Exercise prompt >> Read through the records below and copy each line that uses the word "structured".

Entries provided >>
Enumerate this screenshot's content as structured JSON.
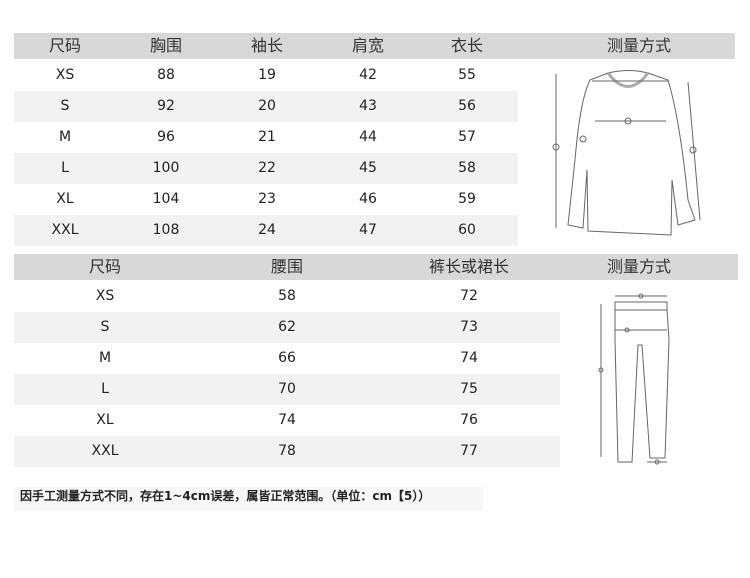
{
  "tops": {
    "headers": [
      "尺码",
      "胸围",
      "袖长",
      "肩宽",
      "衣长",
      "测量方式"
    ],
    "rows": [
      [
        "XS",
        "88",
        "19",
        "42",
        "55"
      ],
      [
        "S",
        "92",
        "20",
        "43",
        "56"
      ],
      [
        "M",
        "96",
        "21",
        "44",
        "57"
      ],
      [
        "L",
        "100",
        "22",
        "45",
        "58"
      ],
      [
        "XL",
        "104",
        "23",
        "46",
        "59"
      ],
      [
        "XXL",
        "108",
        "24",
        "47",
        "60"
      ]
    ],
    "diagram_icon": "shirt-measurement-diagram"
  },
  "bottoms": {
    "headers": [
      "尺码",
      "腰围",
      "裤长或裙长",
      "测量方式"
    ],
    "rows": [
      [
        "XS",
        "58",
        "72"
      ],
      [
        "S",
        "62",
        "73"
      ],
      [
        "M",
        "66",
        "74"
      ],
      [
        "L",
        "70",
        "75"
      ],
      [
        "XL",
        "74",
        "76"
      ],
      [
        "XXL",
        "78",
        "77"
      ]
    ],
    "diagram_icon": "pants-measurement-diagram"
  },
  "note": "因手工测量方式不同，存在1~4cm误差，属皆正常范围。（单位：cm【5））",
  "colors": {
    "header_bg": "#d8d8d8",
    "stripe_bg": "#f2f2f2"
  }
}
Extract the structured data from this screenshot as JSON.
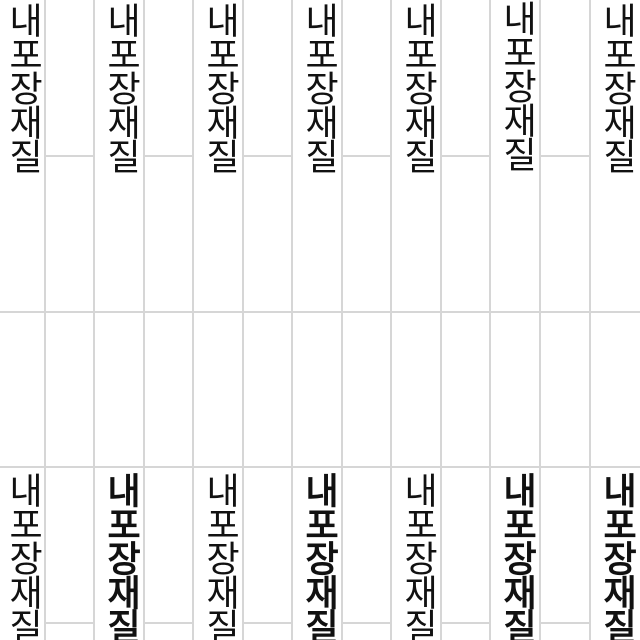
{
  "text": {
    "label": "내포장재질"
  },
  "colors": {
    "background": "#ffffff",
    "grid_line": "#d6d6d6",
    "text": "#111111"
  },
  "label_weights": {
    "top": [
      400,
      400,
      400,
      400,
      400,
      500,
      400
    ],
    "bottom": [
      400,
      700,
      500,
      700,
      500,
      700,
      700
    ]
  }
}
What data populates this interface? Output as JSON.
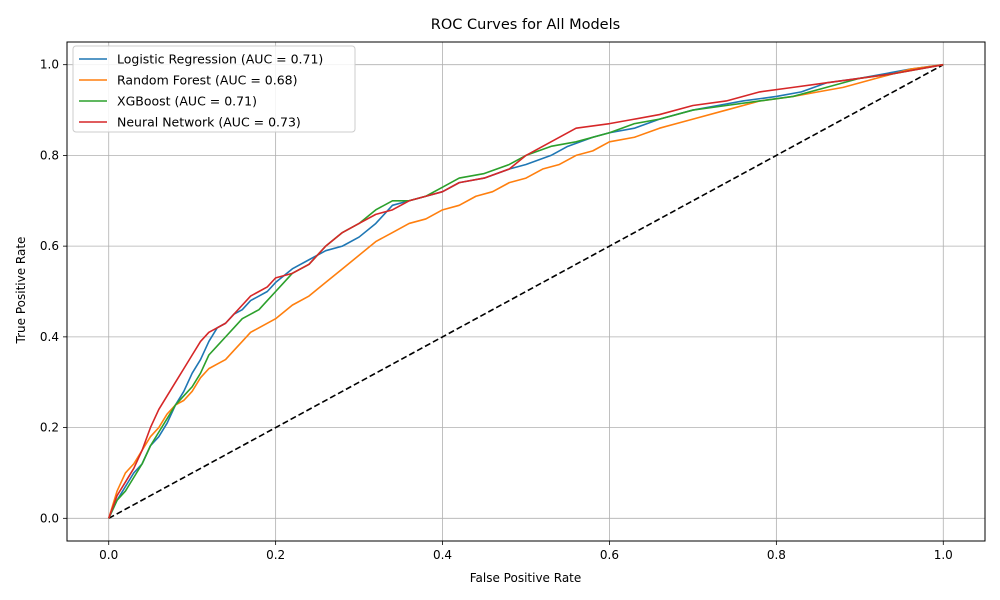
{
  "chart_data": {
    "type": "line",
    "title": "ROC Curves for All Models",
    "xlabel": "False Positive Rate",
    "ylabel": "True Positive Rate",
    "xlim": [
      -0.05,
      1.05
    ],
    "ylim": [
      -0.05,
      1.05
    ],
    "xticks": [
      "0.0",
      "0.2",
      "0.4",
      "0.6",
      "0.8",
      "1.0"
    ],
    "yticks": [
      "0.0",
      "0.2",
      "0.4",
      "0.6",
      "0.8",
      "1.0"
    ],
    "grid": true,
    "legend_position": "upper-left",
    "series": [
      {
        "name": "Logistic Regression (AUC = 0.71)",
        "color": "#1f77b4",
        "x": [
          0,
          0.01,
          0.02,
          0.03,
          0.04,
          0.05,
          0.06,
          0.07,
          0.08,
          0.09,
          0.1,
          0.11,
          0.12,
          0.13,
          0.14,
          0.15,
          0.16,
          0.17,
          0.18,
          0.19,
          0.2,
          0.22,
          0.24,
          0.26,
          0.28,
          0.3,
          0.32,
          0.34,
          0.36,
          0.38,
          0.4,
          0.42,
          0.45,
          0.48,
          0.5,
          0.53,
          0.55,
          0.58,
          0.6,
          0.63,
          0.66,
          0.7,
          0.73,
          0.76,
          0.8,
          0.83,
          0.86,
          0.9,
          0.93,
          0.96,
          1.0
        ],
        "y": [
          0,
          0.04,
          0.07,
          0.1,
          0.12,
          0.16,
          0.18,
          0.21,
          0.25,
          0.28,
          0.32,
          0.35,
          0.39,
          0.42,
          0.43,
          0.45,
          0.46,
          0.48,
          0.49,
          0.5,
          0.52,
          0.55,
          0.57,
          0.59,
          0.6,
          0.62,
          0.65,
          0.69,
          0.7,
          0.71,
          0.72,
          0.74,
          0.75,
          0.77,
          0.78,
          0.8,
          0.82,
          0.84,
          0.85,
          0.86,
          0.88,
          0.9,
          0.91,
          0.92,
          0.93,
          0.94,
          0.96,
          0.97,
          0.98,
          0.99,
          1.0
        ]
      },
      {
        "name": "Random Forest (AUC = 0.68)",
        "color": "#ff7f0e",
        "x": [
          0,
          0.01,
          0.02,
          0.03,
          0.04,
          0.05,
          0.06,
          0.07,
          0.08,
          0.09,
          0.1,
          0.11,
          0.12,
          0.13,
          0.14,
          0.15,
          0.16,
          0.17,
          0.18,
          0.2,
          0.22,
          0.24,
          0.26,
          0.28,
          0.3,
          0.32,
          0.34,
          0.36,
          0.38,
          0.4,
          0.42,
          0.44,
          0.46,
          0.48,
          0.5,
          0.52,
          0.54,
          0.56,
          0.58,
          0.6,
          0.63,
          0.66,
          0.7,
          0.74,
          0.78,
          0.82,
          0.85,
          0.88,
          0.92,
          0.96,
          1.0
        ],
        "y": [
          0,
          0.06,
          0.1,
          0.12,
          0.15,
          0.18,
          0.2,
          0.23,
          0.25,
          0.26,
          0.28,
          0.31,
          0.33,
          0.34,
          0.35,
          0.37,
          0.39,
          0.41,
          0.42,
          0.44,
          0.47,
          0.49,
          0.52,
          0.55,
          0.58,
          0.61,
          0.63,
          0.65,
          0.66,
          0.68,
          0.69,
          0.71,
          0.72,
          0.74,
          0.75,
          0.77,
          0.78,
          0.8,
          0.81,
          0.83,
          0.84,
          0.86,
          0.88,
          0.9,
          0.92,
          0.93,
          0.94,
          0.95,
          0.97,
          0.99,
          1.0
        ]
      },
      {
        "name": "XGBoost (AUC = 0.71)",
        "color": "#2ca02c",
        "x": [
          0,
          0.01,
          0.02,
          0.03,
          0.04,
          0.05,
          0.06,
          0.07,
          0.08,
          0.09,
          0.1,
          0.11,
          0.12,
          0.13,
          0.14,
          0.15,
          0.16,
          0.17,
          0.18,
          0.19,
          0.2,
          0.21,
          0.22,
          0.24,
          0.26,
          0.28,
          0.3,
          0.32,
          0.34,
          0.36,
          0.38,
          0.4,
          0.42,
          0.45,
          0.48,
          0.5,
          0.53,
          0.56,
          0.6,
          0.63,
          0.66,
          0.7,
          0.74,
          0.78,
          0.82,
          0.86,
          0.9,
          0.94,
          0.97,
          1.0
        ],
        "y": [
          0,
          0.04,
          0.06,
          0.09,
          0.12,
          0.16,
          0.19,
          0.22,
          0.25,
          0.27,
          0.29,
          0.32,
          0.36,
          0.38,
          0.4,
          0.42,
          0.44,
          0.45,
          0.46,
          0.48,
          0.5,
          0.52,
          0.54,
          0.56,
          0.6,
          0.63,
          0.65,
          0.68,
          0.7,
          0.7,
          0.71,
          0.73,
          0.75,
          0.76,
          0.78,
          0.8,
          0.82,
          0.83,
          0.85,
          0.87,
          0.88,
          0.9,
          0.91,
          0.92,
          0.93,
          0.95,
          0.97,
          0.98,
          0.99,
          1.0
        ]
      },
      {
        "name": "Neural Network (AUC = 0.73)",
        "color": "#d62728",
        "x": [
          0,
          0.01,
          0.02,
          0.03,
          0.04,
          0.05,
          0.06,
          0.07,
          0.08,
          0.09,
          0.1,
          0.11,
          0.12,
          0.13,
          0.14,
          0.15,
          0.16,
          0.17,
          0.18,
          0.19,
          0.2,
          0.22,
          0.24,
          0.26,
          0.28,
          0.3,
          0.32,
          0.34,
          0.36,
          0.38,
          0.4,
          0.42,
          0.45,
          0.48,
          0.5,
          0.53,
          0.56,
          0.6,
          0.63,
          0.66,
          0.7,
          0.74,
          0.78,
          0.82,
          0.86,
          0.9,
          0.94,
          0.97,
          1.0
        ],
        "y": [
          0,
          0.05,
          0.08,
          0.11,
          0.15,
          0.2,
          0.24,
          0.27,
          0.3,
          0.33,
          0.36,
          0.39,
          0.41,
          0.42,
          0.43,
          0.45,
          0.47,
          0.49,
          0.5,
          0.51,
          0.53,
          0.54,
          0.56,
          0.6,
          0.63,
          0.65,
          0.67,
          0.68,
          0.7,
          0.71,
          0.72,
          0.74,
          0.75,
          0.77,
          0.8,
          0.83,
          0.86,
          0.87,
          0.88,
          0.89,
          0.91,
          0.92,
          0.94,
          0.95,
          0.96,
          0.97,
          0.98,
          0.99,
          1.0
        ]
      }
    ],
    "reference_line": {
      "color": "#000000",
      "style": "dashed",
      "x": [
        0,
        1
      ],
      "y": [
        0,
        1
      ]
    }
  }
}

Answer for this exercise >>
Enumerate this screenshot's content as structured JSON.
Extract the structured data from this screenshot as JSON.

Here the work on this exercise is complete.